■ **THE PROBLEM**:
Find each line containing the string "Deadline" and return it.

(Dataset records)
*-*-*

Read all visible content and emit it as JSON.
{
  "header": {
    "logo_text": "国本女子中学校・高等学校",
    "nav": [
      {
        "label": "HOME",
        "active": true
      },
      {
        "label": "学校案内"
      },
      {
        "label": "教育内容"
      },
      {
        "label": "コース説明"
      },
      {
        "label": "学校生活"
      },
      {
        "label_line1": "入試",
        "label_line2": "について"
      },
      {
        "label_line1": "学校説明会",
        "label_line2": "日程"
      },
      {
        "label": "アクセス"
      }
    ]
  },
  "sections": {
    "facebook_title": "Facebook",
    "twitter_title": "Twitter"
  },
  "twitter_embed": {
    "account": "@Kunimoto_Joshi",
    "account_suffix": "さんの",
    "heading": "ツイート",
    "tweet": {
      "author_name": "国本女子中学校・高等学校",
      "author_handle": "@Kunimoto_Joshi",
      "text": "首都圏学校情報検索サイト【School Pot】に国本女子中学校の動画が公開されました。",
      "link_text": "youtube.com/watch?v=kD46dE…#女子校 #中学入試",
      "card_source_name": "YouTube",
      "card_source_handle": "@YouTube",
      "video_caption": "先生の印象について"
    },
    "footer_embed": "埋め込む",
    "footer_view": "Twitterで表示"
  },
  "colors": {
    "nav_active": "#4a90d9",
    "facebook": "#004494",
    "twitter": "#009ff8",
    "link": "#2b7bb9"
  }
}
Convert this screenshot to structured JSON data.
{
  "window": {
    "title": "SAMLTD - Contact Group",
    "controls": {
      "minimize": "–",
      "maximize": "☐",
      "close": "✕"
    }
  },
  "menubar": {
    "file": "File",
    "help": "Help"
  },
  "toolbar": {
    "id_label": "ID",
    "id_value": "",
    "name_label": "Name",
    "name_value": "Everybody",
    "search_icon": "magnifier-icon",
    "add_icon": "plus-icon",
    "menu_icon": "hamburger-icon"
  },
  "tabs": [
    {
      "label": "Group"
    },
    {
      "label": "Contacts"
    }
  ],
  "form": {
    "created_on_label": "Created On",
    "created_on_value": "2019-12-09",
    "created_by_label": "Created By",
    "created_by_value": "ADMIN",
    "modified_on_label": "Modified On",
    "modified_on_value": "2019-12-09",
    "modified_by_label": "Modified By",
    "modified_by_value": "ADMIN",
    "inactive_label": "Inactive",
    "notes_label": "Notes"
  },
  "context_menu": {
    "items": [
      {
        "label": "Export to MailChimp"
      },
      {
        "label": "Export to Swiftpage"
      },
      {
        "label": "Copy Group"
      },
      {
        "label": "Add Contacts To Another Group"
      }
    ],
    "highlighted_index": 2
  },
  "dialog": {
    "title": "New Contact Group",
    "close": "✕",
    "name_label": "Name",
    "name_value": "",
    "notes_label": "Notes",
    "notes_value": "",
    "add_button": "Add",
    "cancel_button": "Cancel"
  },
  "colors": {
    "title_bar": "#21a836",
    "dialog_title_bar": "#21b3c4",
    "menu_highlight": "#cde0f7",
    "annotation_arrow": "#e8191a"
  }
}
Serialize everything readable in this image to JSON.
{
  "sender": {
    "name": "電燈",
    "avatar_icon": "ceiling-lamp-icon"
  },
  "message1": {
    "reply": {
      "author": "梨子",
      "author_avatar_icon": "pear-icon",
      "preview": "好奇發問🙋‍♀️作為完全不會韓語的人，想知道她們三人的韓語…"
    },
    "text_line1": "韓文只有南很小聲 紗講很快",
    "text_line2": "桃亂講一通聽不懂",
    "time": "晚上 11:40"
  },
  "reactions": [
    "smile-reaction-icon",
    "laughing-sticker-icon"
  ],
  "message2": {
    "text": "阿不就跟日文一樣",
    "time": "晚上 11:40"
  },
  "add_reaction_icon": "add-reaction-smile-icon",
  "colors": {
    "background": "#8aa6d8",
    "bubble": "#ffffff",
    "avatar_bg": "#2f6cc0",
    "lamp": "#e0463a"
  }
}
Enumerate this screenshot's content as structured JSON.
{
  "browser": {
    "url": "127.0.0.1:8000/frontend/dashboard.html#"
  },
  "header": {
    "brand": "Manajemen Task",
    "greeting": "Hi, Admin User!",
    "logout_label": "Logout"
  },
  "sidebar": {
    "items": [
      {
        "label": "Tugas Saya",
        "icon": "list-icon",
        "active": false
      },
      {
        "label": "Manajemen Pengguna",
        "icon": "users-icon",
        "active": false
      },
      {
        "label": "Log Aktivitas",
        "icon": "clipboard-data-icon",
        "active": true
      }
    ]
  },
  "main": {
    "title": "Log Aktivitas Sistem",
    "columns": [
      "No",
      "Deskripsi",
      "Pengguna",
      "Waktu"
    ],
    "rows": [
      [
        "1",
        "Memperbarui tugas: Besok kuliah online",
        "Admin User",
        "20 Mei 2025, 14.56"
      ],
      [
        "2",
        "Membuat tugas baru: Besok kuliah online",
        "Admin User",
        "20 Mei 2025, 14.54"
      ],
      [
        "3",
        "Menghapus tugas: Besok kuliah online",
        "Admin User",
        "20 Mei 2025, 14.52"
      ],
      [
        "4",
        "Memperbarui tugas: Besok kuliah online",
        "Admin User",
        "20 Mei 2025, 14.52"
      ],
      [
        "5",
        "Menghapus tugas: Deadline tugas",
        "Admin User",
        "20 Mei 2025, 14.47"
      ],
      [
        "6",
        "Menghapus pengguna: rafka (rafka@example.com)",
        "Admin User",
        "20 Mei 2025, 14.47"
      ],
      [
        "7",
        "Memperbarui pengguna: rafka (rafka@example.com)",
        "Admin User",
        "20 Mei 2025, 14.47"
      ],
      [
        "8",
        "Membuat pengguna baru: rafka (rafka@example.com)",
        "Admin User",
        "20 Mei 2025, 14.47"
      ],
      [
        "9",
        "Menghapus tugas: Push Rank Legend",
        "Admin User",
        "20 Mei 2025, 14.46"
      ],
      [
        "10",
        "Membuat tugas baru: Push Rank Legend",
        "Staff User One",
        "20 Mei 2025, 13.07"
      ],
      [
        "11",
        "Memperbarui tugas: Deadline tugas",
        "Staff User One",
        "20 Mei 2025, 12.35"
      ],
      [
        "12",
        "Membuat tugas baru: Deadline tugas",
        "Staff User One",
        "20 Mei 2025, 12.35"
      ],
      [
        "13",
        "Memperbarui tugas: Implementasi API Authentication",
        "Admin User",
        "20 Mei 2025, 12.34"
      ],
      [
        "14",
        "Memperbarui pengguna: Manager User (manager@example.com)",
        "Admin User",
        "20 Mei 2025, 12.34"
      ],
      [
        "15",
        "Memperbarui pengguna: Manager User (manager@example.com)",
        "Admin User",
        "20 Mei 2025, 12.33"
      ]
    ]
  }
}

*-*-*

■ **RESPONSE TO THIS TASK**:
        "Menghapus tugas: Deadline tugas",
        "Memperbarui tugas: Deadline tugas",
        "Membuat tugas baru: Deadline tugas",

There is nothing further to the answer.